##### Input
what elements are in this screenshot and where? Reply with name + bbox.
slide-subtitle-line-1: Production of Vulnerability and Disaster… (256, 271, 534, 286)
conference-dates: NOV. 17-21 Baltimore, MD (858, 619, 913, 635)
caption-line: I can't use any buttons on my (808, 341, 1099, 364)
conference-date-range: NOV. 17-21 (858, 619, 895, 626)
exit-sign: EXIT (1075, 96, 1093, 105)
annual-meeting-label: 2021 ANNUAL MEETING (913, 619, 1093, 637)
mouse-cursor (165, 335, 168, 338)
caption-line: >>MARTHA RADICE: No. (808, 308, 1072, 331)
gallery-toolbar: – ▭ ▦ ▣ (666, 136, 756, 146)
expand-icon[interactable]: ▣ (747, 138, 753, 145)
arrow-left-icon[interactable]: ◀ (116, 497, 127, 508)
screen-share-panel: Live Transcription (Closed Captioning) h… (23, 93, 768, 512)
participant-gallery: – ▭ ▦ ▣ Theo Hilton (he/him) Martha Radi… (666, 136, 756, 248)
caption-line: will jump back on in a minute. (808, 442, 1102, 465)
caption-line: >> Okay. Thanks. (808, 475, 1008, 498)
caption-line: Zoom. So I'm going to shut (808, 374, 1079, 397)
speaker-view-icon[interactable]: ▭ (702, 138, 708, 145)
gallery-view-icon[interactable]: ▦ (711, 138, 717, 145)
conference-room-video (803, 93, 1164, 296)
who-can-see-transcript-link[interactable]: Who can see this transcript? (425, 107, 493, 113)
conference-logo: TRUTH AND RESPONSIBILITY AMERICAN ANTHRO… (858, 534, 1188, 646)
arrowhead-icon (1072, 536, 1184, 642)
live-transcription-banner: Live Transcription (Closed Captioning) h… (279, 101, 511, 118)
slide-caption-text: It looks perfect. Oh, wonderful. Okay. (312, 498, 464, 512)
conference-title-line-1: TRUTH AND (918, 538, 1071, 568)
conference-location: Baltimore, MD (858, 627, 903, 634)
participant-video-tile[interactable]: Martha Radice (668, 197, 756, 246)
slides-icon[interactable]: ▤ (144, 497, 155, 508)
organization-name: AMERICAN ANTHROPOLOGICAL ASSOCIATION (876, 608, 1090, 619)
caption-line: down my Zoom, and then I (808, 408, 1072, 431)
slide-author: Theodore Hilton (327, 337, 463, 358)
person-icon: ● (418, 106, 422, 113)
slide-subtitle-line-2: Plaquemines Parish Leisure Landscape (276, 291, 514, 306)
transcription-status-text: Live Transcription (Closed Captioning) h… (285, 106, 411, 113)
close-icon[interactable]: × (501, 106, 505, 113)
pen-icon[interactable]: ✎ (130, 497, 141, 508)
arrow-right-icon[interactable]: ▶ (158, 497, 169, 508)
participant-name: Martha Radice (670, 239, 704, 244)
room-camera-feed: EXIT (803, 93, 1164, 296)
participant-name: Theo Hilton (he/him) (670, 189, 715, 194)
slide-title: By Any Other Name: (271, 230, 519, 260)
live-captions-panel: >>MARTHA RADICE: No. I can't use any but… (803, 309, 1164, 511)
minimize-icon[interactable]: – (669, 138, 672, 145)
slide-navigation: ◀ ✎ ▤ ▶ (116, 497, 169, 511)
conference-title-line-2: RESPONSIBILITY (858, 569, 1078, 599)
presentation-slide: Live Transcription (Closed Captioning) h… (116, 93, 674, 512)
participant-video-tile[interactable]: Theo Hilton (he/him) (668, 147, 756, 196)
##########
**Exercise task:** Copy every line of the records above word for word.

**Expected answer:**
what elements are in this screenshot and where? Reply with name + bbox.
slide-subtitle-line-1: Production of Vulnerability and Disaster… (256, 271, 534, 286)
conference-dates: NOV. 17-21 Baltimore, MD (858, 619, 913, 635)
caption-line: I can't use any buttons on my (808, 341, 1099, 364)
conference-date-range: NOV. 17-21 (858, 619, 895, 626)
exit-sign: EXIT (1075, 96, 1093, 105)
annual-meeting-label: 2021 ANNUAL MEETING (913, 619, 1093, 637)
mouse-cursor (165, 335, 168, 338)
caption-line: >>MARTHA RADICE: No. (808, 308, 1072, 331)
gallery-toolbar: – ▭ ▦ ▣ (666, 136, 756, 146)
expand-icon[interactable]: ▣ (747, 138, 753, 145)
arrow-left-icon[interactable]: ◀ (116, 497, 127, 508)
screen-share-panel: Live Transcription (Closed Captioning) h… (23, 93, 768, 512)
participant-gallery: – ▭ ▦ ▣ Theo Hilton (he/him) Martha Radi… (666, 136, 756, 248)
caption-line: will jump back on in a minute. (808, 442, 1102, 465)
caption-line: >> Okay. Thanks. (808, 475, 1008, 498)
caption-line: Zoom. So I'm going to shut (808, 374, 1079, 397)
speaker-view-icon[interactable]: ▭ (702, 138, 708, 145)
gallery-view-icon[interactable]: ▦ (711, 138, 717, 145)
conference-room-video (803, 93, 1164, 296)
who-can-see-transcript-link[interactable]: Who can see this transcript? (425, 107, 493, 113)
conference-logo: TRUTH AND RESPONSIBILITY AMERICAN ANTHRO… (858, 534, 1188, 646)
arrowhead-icon (1072, 536, 1184, 642)
live-transcription-banner: Live Transcription (Closed Captioning) h… (279, 101, 511, 118)
slide-caption-text: It looks perfect. Oh, wonderful. Okay. (312, 498, 464, 512)
conference-title-line-1: TRUTH AND (918, 538, 1071, 568)
conference-location: Baltimore, MD (858, 627, 903, 634)
participant-video-tile[interactable]: Martha Radice (668, 197, 756, 246)
slides-icon[interactable]: ▤ (144, 497, 155, 508)
organization-name: AMERICAN ANTHROPOLOGICAL ASSOCIATION (876, 608, 1090, 619)
caption-line: down my Zoom, and then I (808, 408, 1072, 431)
slide-author: Theodore Hilton (327, 337, 463, 358)
person-icon: ● (418, 106, 422, 113)
slide-subtitle-line-2: Plaquemines Parish Leisure Landscape (276, 291, 514, 306)
transcription-status-text: Live Transcription (Closed Captioning) h… (285, 106, 411, 113)
close-icon[interactable]: × (501, 106, 505, 113)
pen-icon[interactable]: ✎ (130, 497, 141, 508)
arrow-right-icon[interactable]: ▶ (158, 497, 169, 508)
participant-name: Martha Radice (670, 239, 704, 244)
room-camera-feed: EXIT (803, 93, 1164, 296)
participant-name: Theo Hilton (he/him) (670, 189, 715, 194)
slide-title: By Any Other Name: (271, 230, 519, 260)
live-captions-panel: >>MARTHA RADICE: No. I can't use any but… (803, 309, 1164, 511)
minimize-icon[interactable]: – (669, 138, 672, 145)
slide-navigation: ◀ ✎ ▤ ▶ (116, 497, 169, 511)
conference-title-line-2: RESPONSIBILITY (858, 569, 1078, 599)
presentation-slide: Live Transcription (Closed Captioning) h… (116, 93, 674, 512)
participant-video-tile[interactable]: Theo Hilton (he/him) (668, 147, 756, 196)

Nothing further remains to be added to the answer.